◆ WHAT YOU ARE ASKED TO DO
Look through the data and write out every line with the word "Seasian" in it.

◆ MATERIAL TO PROCESS
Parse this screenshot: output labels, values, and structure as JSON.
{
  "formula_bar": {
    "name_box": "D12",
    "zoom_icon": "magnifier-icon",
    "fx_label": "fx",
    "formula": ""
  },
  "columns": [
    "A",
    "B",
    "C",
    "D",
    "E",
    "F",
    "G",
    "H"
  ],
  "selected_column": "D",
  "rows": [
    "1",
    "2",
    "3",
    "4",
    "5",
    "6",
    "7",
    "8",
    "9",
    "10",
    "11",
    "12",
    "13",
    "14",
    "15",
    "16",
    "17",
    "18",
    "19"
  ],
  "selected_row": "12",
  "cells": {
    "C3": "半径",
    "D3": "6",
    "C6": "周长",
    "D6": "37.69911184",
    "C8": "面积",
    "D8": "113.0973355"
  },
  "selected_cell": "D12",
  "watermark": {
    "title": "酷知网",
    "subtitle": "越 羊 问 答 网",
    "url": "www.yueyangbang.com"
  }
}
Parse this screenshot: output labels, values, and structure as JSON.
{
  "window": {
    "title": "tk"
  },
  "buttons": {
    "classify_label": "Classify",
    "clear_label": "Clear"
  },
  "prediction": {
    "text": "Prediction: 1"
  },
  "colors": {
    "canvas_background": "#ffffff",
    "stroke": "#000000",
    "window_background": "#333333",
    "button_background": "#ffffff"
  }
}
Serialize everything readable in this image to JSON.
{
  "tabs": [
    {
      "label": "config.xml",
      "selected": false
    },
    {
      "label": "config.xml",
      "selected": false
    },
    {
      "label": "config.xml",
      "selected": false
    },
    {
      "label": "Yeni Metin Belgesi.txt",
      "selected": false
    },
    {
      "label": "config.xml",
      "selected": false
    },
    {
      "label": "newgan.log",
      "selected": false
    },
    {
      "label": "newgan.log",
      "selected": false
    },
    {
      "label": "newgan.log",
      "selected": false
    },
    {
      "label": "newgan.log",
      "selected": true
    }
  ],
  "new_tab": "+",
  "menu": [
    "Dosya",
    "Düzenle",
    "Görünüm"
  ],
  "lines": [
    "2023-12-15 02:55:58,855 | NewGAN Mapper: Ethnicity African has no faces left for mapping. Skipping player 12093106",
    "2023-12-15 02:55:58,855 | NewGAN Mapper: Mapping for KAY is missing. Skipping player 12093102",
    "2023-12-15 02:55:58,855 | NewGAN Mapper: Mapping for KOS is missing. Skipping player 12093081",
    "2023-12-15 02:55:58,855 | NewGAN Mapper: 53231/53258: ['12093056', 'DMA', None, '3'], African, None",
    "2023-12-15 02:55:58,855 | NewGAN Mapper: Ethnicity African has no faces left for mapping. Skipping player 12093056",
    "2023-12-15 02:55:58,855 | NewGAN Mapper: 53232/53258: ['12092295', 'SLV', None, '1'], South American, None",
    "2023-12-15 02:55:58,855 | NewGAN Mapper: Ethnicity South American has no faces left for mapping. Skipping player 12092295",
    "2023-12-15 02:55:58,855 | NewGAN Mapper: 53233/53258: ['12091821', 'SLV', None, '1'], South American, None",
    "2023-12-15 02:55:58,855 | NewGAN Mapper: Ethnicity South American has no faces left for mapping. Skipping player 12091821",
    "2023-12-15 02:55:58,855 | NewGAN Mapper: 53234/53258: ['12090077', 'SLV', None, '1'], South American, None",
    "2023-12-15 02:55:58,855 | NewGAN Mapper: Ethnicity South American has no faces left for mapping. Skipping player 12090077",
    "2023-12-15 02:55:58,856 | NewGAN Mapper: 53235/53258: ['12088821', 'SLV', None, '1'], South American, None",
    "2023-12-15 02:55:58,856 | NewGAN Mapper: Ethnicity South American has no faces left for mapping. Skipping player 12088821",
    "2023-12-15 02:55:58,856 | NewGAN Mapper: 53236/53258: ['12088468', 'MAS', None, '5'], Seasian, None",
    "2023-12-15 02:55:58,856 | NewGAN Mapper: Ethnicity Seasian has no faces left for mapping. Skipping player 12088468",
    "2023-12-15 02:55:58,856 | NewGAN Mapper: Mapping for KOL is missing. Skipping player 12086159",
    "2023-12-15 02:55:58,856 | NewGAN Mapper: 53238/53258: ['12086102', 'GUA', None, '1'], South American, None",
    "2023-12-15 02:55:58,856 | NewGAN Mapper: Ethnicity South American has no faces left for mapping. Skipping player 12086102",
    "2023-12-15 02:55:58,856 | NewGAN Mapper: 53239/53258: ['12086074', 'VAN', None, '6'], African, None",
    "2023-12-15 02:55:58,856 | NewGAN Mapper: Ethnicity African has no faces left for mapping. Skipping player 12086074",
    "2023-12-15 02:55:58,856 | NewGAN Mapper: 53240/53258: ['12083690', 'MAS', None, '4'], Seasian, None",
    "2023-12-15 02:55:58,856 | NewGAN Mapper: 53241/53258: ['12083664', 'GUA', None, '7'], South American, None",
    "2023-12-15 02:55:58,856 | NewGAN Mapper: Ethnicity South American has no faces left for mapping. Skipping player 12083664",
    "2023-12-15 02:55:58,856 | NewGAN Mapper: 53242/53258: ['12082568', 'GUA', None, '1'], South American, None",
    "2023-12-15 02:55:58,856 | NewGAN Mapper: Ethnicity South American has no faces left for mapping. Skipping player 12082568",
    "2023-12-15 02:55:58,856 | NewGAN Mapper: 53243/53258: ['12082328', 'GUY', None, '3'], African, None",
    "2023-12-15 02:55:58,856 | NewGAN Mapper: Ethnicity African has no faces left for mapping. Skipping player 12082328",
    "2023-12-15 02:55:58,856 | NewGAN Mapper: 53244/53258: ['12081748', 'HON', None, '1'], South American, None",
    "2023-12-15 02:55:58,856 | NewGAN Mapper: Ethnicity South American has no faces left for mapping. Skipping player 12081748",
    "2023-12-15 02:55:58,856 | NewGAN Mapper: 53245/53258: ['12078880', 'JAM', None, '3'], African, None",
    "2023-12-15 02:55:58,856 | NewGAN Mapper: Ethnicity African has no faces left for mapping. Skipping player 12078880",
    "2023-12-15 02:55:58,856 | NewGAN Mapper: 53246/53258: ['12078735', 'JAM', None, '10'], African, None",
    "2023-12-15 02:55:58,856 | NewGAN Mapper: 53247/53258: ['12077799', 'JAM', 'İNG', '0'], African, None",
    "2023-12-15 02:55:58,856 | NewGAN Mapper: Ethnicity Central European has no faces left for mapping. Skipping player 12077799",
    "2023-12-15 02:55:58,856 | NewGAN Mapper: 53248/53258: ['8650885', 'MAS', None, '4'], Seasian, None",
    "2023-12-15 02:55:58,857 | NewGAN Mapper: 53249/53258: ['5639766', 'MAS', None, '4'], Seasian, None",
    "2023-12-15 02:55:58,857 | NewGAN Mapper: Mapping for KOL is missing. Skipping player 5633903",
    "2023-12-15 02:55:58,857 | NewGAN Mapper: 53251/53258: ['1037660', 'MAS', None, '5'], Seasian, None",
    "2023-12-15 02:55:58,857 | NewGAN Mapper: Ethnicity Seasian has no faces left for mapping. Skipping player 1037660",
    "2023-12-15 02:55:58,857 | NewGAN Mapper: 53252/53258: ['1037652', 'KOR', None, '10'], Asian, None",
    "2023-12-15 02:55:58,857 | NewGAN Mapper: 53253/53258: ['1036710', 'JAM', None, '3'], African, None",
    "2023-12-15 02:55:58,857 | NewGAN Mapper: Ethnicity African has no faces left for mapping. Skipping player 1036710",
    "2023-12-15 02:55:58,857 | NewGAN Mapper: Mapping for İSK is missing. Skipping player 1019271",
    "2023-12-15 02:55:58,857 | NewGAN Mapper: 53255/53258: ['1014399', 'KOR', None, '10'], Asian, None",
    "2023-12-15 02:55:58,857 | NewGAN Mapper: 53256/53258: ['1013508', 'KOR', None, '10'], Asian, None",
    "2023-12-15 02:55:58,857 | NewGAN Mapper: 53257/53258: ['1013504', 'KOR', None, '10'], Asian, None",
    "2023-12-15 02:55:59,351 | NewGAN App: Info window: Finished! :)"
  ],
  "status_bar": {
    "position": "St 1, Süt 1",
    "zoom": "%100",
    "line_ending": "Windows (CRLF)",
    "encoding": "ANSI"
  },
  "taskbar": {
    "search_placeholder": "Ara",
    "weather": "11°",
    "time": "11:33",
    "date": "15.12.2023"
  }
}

◆ EXERCISE ANSWER
    "2023-12-15 02:55:58,856 | NewGAN Mapper: 53236/53258: ['12088468', 'MAS', None, '5'], Seasian, None",
    "2023-12-15 02:55:58,856 | NewGAN Mapper: Ethnicity Seasian has no faces left for mapping. Skipping player 12088468",
    "2023-12-15 02:55:58,856 | NewGAN Mapper: 53240/53258: ['12083690', 'MAS', None, '4'], Seasian, None",
    "2023-12-15 02:55:58,856 | NewGAN Mapper: 53248/53258: ['8650885', 'MAS', None, '4'], Seasian, None",
    "2023-12-15 02:55:58,857 | NewGAN Mapper: 53249/53258: ['5639766', 'MAS', None, '4'], Seasian, None",
    "2023-12-15 02:55:58,857 | NewGAN Mapper: 53251/53258: ['1037660', 'MAS', None, '5'], Seasian, None",
    "2023-12-15 02:55:58,857 | NewGAN Mapper: Ethnicity Seasian has no faces left for mapping. Skipping player 1037660",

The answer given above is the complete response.